## Raw data
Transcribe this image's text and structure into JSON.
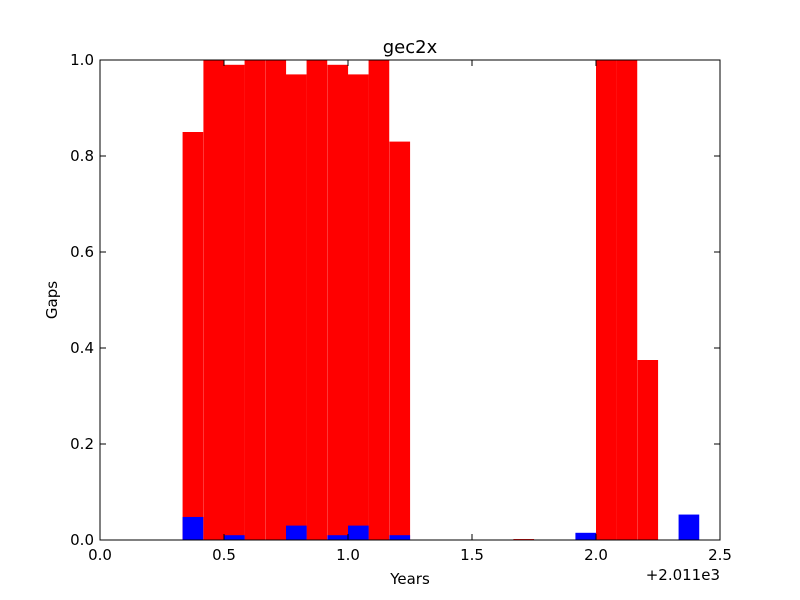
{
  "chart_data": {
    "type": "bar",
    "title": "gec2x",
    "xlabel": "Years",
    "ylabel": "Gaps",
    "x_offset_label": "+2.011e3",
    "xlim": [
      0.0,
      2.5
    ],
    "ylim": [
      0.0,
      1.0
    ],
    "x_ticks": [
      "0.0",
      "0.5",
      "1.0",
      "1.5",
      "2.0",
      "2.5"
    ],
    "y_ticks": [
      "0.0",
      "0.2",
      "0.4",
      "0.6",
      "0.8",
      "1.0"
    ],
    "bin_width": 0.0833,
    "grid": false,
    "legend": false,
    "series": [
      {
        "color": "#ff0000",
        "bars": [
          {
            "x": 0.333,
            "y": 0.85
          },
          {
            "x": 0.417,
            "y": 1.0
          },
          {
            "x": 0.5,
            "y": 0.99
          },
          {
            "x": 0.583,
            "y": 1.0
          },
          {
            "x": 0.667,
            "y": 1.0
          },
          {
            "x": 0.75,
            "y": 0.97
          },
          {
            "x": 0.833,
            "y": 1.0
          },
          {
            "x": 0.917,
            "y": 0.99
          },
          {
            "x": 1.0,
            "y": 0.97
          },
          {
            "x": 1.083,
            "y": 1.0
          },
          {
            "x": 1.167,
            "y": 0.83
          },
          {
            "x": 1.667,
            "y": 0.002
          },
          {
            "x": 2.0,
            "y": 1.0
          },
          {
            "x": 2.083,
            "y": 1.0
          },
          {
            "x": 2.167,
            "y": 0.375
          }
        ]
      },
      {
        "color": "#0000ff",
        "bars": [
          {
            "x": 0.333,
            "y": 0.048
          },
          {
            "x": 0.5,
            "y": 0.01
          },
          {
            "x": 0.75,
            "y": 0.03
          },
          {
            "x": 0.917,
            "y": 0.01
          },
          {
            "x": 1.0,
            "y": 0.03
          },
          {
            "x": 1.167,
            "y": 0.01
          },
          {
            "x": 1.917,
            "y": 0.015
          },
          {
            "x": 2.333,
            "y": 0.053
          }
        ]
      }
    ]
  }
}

==

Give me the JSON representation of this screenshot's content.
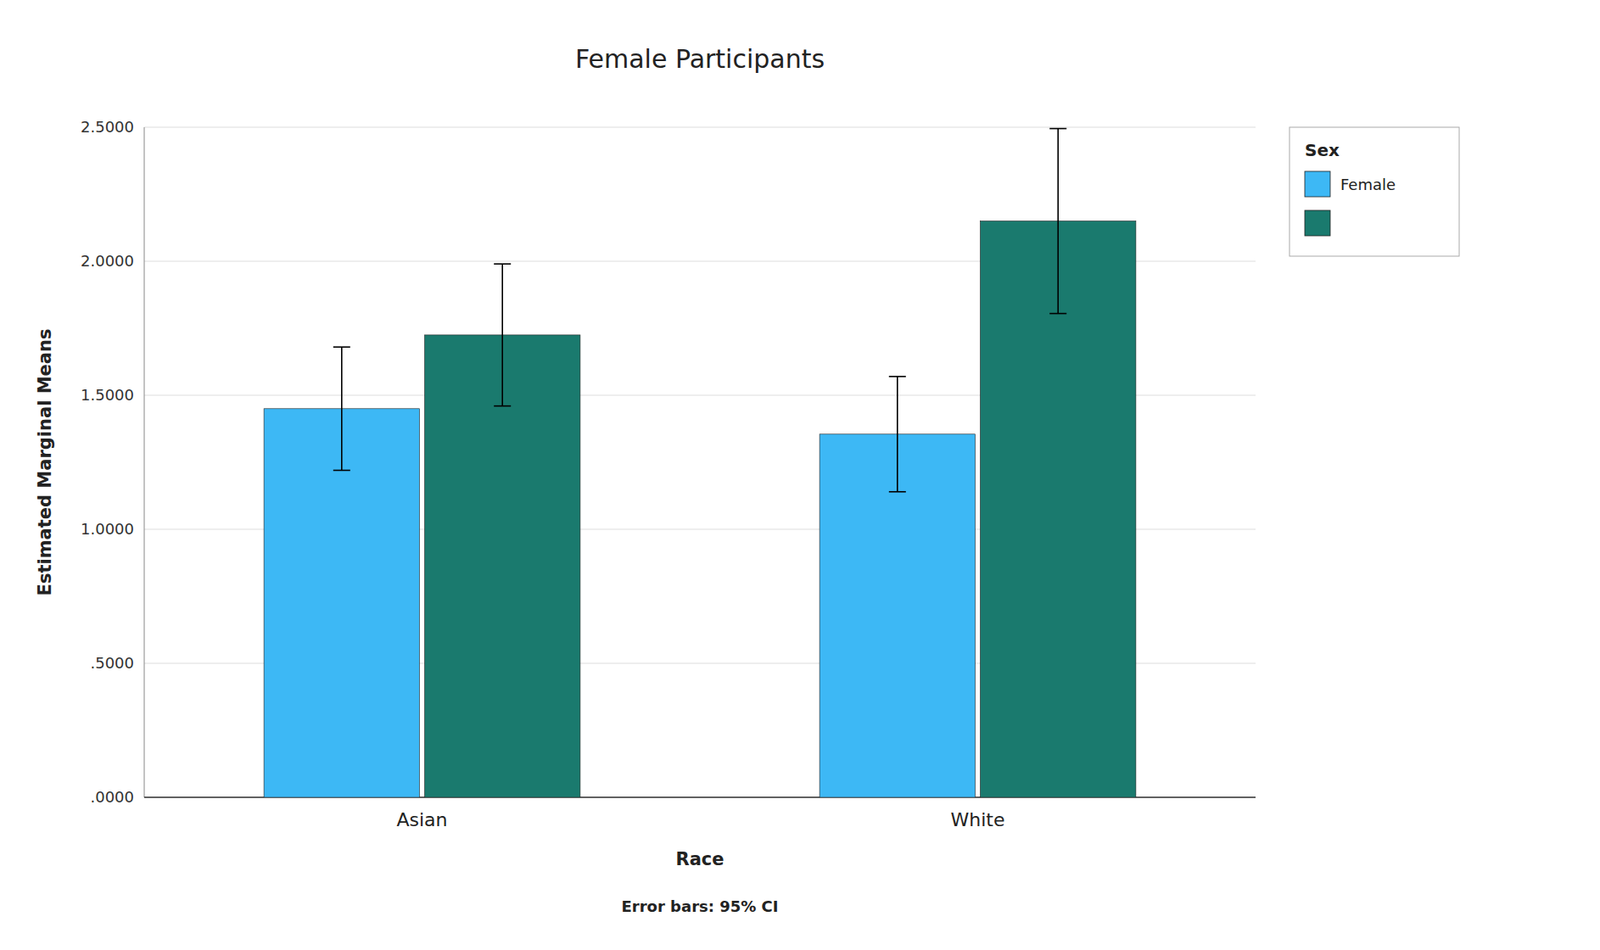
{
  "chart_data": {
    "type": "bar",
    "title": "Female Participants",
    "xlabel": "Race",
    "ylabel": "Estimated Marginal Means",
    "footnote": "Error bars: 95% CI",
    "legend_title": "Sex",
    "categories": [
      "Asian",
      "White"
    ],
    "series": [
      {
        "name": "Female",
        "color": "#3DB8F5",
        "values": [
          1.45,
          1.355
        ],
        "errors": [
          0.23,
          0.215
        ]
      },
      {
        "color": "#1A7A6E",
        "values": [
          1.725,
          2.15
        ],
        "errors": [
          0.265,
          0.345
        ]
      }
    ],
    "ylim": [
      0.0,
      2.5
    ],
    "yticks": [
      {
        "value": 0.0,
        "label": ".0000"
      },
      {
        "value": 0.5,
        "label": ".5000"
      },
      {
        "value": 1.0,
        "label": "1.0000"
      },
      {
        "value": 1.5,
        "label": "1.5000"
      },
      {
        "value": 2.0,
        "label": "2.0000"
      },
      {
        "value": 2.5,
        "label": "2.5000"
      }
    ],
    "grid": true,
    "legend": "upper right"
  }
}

* * *

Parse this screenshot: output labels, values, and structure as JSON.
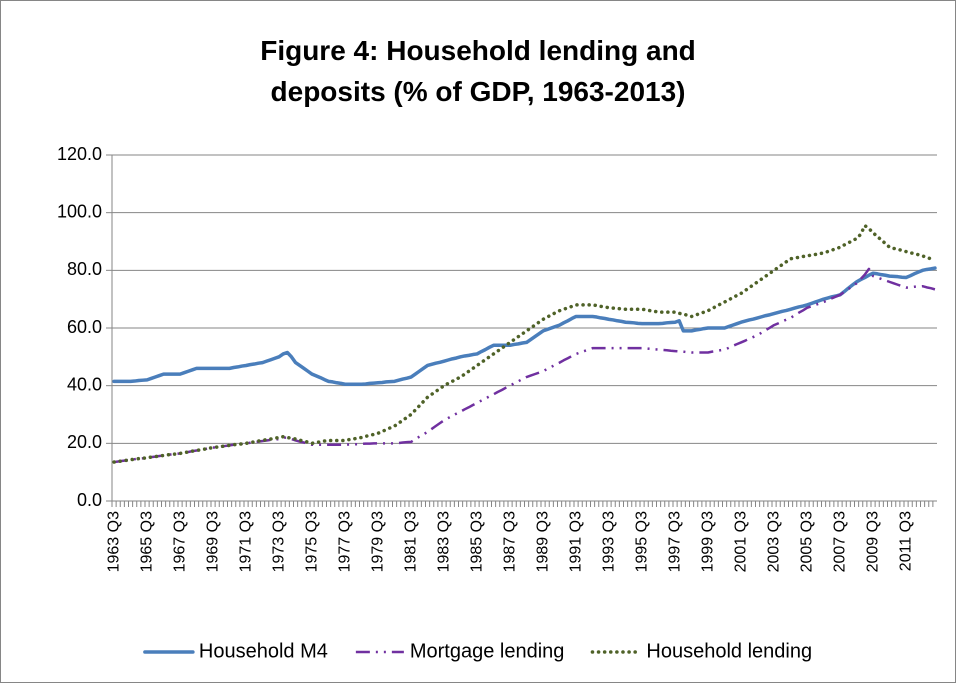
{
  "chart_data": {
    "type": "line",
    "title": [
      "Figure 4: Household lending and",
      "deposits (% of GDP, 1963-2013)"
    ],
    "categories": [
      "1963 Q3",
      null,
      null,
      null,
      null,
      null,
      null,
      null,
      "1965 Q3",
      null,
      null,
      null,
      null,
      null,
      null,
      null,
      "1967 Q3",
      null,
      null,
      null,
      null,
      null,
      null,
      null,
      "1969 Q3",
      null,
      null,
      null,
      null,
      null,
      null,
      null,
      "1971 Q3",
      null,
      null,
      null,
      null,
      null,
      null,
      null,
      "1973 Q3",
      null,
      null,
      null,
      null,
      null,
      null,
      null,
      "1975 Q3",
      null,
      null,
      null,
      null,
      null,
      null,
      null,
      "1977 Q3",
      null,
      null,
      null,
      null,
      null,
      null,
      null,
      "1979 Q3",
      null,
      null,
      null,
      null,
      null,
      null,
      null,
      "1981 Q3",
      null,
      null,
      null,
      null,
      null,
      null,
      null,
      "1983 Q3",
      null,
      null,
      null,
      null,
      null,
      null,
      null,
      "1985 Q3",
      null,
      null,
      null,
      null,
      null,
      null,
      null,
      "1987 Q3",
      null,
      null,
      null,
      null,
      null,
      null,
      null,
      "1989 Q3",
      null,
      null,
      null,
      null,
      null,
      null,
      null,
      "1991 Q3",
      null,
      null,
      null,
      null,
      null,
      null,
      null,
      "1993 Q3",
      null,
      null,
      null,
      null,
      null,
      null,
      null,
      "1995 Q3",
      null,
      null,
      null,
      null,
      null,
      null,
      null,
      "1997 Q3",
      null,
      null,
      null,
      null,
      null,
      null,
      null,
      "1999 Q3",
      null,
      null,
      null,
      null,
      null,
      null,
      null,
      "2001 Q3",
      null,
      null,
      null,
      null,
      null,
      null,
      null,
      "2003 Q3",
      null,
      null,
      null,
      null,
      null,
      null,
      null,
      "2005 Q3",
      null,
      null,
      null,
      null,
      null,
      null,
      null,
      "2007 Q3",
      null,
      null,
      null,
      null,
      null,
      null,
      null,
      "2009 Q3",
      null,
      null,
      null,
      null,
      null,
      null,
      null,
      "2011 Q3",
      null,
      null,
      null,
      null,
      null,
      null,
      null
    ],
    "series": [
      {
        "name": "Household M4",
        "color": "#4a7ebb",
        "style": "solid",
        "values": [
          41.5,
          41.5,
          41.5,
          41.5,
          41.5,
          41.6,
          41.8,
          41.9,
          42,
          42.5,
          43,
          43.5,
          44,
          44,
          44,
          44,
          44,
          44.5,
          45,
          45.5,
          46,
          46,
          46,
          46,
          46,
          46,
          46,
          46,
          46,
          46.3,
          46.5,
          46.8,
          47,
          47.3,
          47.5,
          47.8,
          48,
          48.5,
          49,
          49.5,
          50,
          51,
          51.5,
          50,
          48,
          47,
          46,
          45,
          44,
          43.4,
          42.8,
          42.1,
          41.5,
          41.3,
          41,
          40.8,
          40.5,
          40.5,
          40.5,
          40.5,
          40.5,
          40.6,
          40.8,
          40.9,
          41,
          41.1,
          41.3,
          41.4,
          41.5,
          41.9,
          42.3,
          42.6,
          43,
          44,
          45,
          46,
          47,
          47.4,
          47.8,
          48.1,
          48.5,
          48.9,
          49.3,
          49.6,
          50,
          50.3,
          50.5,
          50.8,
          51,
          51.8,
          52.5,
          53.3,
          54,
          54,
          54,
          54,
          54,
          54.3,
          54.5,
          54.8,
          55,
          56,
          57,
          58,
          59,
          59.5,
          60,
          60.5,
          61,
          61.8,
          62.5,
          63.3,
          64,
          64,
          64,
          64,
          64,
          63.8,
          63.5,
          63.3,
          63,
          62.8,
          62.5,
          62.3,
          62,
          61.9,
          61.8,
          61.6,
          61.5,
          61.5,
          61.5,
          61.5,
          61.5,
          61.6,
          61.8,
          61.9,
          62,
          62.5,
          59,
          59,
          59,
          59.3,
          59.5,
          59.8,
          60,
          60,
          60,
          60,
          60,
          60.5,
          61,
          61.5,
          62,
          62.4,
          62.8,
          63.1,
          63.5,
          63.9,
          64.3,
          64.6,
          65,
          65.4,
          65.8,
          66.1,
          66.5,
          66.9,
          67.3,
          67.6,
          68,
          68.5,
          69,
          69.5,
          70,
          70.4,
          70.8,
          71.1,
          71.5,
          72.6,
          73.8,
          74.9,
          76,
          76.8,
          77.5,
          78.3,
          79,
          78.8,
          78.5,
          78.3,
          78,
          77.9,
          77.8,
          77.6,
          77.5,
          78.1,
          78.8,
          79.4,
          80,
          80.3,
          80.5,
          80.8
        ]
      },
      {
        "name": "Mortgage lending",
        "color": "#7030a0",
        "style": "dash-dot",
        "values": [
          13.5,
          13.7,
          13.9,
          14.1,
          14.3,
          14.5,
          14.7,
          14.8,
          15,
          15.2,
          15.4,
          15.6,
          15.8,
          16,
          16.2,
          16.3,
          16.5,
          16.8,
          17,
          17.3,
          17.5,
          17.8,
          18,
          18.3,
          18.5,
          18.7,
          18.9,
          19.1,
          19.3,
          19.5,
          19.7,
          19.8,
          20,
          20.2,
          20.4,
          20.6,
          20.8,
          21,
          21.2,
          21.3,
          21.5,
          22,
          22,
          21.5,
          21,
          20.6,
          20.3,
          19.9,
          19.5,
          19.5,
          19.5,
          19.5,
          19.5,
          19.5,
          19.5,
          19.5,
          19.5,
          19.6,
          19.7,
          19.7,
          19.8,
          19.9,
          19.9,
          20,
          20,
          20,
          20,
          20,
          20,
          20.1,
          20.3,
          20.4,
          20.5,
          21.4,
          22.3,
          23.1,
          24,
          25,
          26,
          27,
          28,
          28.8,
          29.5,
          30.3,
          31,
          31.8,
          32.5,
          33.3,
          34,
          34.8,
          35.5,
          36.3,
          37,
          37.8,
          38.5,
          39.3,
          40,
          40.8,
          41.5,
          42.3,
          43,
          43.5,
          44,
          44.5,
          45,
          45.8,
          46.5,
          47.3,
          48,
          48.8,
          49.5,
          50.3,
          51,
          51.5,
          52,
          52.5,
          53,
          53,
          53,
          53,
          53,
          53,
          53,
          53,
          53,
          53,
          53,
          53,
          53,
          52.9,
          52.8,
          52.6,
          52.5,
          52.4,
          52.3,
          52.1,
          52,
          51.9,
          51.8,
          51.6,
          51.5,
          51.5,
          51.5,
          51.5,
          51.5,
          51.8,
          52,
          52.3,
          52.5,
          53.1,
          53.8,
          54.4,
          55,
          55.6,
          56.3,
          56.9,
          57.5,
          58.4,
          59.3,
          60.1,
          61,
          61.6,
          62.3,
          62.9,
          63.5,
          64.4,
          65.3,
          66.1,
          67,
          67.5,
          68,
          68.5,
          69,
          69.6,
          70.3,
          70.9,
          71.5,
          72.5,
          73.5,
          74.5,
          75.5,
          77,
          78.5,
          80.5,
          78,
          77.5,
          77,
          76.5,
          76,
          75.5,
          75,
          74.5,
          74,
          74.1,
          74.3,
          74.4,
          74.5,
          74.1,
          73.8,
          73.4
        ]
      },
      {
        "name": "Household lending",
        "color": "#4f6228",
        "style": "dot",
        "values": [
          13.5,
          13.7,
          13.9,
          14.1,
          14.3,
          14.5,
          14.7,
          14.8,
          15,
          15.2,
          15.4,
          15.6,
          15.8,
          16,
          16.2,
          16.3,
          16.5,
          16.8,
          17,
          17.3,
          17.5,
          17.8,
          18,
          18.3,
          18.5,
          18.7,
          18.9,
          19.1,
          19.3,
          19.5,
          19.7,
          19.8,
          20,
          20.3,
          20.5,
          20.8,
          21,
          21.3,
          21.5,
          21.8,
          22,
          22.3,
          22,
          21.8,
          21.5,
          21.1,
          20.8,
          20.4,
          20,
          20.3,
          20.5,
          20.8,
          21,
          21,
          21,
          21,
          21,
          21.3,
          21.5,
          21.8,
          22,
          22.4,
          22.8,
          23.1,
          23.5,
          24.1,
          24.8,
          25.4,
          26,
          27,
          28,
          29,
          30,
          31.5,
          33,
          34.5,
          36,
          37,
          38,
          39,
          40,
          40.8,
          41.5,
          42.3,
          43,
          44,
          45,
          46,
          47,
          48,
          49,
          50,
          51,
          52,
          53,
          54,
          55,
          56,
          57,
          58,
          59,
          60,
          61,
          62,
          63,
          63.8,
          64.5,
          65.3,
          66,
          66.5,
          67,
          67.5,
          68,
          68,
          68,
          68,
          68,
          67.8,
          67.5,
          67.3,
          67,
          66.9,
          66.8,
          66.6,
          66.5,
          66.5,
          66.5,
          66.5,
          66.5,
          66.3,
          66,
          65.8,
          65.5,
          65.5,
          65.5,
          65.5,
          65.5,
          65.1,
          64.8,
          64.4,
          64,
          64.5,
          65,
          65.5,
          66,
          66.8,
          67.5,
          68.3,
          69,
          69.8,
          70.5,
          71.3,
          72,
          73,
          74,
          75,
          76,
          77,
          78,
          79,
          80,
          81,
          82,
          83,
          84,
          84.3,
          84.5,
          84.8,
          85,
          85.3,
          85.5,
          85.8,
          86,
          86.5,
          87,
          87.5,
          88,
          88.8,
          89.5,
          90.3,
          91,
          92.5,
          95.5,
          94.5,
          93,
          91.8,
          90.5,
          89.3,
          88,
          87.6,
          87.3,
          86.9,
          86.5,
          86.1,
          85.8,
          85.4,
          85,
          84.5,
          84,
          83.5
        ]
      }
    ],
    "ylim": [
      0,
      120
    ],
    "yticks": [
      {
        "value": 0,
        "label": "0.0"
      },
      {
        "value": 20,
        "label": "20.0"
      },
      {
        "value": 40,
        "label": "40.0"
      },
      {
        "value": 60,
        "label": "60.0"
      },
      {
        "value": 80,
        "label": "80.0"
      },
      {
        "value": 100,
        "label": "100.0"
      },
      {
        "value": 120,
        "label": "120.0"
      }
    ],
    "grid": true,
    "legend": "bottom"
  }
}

## What is being asked
Work through the data and report how many of its lines hold the word "JSON", giving only the figure.

## Output below
3